Task brief: How many lines in the records below hold the string "Frequency"? Please answer with the number and nothing more.

Available records:

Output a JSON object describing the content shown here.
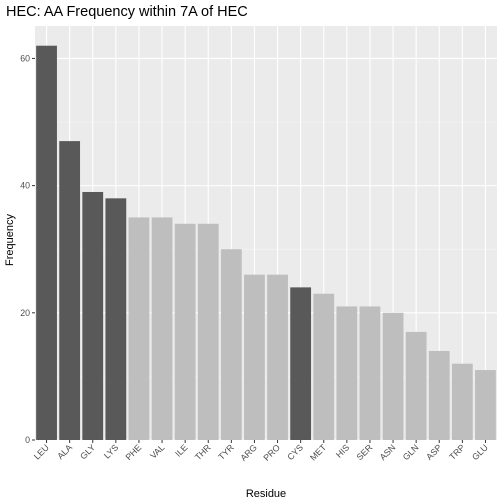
{
  "chart_data": {
    "type": "bar",
    "title": "HEC: AA Frequency within 7A of HEC",
    "xlabel": "Residue",
    "ylabel": "Frequency",
    "categories": [
      "LEU",
      "ALA",
      "GLY",
      "LYS",
      "PHE",
      "VAL",
      "ILE",
      "THR",
      "TYR",
      "ARG",
      "PRO",
      "CYS",
      "MET",
      "HIS",
      "SER",
      "ASN",
      "GLN",
      "ASP",
      "TRP",
      "GLU"
    ],
    "values": [
      62,
      47,
      39,
      38,
      35,
      35,
      34,
      34,
      30,
      26,
      26,
      24,
      23,
      21,
      21,
      20,
      17,
      14,
      12,
      11
    ],
    "highlighted": [
      true,
      true,
      true,
      true,
      false,
      false,
      false,
      false,
      false,
      false,
      false,
      true,
      false,
      false,
      false,
      false,
      false,
      false,
      false,
      false
    ],
    "colors": {
      "highlight": "#595959",
      "normal": "#bebebe",
      "panel": "#ebebeb",
      "grid_major": "#ffffff",
      "grid_minor": "#f5f5f5"
    },
    "y_ticks": [
      0,
      20,
      40,
      60
    ],
    "ylim": [
      0,
      65.1
    ],
    "grid": true,
    "legend": "none"
  }
}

Written solution: 2